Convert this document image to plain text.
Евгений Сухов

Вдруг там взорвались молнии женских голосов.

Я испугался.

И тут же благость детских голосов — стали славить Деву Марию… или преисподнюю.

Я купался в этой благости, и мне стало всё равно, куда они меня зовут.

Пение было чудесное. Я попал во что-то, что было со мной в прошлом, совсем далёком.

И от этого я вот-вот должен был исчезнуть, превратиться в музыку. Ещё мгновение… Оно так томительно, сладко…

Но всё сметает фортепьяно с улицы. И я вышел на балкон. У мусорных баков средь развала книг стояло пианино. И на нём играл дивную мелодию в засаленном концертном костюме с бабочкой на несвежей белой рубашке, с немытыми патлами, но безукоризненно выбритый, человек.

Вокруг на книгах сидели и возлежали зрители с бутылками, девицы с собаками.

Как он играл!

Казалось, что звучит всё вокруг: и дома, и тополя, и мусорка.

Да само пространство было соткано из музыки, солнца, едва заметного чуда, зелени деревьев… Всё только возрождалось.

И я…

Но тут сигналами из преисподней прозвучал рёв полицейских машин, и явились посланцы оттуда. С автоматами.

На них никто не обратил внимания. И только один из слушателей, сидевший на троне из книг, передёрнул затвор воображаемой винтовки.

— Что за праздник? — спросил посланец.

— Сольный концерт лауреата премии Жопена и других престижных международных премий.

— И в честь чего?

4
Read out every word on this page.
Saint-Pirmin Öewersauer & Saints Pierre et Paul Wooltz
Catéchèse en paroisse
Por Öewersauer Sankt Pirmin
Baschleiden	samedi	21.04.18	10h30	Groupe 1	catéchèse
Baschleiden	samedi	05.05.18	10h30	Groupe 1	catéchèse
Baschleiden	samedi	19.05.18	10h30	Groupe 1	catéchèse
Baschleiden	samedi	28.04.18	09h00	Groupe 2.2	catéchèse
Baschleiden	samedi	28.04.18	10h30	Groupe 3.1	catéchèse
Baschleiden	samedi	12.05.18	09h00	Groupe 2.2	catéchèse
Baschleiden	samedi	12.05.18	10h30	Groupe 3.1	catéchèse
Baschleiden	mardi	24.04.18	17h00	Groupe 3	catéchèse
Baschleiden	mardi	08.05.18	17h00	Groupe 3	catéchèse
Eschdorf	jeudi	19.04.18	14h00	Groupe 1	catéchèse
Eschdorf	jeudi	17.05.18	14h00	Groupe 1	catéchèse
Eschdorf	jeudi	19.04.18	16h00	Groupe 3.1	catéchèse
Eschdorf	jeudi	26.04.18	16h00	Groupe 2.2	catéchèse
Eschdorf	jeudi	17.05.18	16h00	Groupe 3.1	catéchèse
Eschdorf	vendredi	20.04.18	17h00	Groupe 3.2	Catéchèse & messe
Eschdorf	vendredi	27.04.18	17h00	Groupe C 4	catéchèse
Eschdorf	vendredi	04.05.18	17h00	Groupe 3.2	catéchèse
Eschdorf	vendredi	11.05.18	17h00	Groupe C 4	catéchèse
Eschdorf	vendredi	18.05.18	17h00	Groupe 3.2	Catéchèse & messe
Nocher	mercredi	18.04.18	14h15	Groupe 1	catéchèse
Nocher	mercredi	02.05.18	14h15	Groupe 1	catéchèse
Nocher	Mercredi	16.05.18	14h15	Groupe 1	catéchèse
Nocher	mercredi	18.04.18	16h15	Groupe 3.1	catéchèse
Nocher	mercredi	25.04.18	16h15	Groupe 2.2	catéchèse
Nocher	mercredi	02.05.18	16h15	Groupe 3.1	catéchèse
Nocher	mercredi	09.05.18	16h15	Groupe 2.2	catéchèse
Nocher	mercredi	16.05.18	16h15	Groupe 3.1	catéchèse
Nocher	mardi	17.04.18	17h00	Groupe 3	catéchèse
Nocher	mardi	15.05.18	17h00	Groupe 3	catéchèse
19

================

## What you are asked to do
Make an exact copy of the data above.

## Worked answer
Convert this document image to plain text.
Евгений Сухов

Вдруг там взорвались молнии женских голосов.

Я испугался.

И тут же благость детских голосов — стали славить Деву Марию… или преисподнюю.

Я купался в этой благости, и мне стало всё равно, куда они меня зовут.

Пение было чудесное. Я попал во что-то, что было со мной в прошлом, совсем далёком.

И от этого я вот-вот должен был исчезнуть, превратиться в музыку. Ещё мгновение… Оно так томительно, сладко…

Но всё сметает фортепьяно с улицы. И я вышел на балкон. У мусорных баков средь развала книг стояло пианино. И на нём играл дивную мелодию в засаленном концертном костюме с бабочкой на несвежей белой рубашке, с немытыми патлами, но безукоризненно выбритый, человек.

Вокруг на книгах сидели и возлежали зрители с бутылками, девицы с собаками.

Как он играл!

Казалось, что звучит всё вокруг: и дома, и тополя, и мусорка.

Да само пространство было соткано из музыки, солнца, едва заметного чуда, зелени деревьев… Всё только возрождалось.

И я…

Но тут сигналами из преисподней прозвучал рёв полицейских машин, и явились посланцы оттуда. С автоматами.

На них никто не обратил внимания. И только один из слушателей, сидевший на троне из книг, передёрнул затвор воображаемой винтовки.

— Что за праздник? — спросил посланец.

— Сольный концерт лауреата премии Жопена и других престижных международных премий.

— И в честь чего?

4
Read out every word on this page.
Saint-Pirmin Öewersauer & Saints Pierre et Paul Wooltz
Catéchèse en paroisse
Por Öewersauer Sankt Pirmin
Baschleiden	samedi	21.04.18	10h30	Groupe 1	catéchèse
Baschleiden	samedi	05.05.18	10h30	Groupe 1	catéchèse
Baschleiden	samedi	19.05.18	10h30	Groupe 1	catéchèse
Baschleiden	samedi	28.04.18	09h00	Groupe 2.2	catéchèse
Baschleiden	samedi	28.04.18	10h30	Groupe 3.1	catéchèse
Baschleiden	samedi	12.05.18	09h00	Groupe 2.2	catéchèse
Baschleiden	samedi	12.05.18	10h30	Groupe 3.1	catéchèse
Baschleiden	mardi	24.04.18	17h00	Groupe 3	catéchèse
Baschleiden	mardi	08.05.18	17h00	Groupe 3	catéchèse
Eschdorf	jeudi	19.04.18	14h00	Groupe 1	catéchèse
Eschdorf	jeudi	17.05.18	14h00	Groupe 1	catéchèse
Eschdorf	jeudi	19.04.18	16h00	Groupe 3.1	catéchèse
Eschdorf	jeudi	26.04.18	16h00	Groupe 2.2	catéchèse
Eschdorf	jeudi	17.05.18	16h00	Groupe 3.1	catéchèse
Eschdorf	vendredi	20.04.18	17h00	Groupe 3.2	Catéchèse & messe
Eschdorf	vendredi	27.04.18	17h00	Groupe C 4	catéchèse
Eschdorf	vendredi	04.05.18	17h00	Groupe 3.2	catéchèse
Eschdorf	vendredi	11.05.18	17h00	Groupe C 4	catéchèse
Eschdorf	vendredi	18.05.18	17h00	Groupe 3.2	Catéchèse & messe
Nocher	mercredi	18.04.18	14h15	Groupe 1	catéchèse
Nocher	mercredi	02.05.18	14h15	Groupe 1	catéchèse
Nocher	Mercredi	16.05.18	14h15	Groupe 1	catéchèse
Nocher	mercredi	18.04.18	16h15	Groupe 3.1	catéchèse
Nocher	mercredi	25.04.18	16h15	Groupe 2.2	catéchèse
Nocher	mercredi	02.05.18	16h15	Groupe 3.1	catéchèse
Nocher	mercredi	09.05.18	16h15	Groupe 2.2	catéchèse
Nocher	mercredi	16.05.18	16h15	Groupe 3.1	catéchèse
Nocher	mardi	17.04.18	17h00	Groupe 3	catéchèse
Nocher	mardi	15.05.18	17h00	Groupe 3	catéchèse
19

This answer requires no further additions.